--- Begin Extracted data ---

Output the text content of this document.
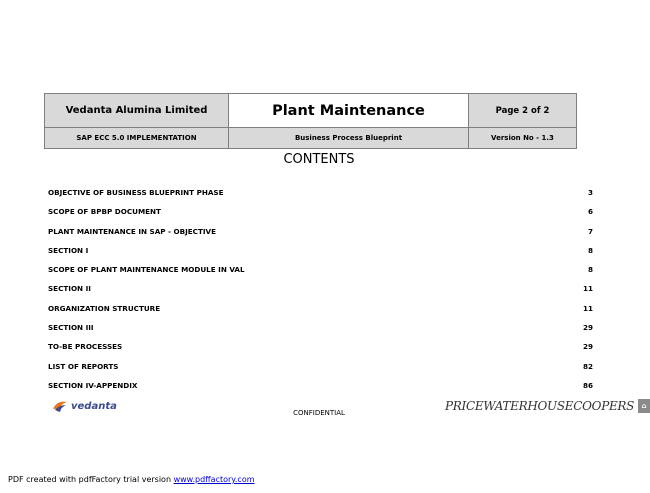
Vedanta Alumina Limited	Plant Maintenance	Page 2 of 2
SAP ECC 5.0 IMPLEMENTATION	Business Process Blueprint	Version No - 1.3
CONTENTS
OBJECTIVE OF BUSINESS BLUEPRINT PHASE	3
SCOPE OF BPBP DOCUMENT	6
PLANT MAINTENANCE IN SAP - OBJECTIVE	7
SECTION I	8
SCOPE OF PLANT MAINTENANCE MODULE IN VAL	8
SECTION II	11
ORGANIZATION STRUCTURE	11
SECTION III	29
TO-BE PROCESSES	29
LIST OF REPORTS	82
SECTION IV-APPENDIX	86
vedanta
CONFIDENTIAL	PRICEWATERHOUSECOOPERS	⌂
PDF created with pdfFactory trial version www.pdffactory.com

--- End Extracted data ---

### Exercise objective
In the records above, find each line that holds the word "SECTION"; copy all such lines.

### Exercise output
SECTION I	8
SECTION II	11
SECTION III	29
SECTION IV-APPENDIX	86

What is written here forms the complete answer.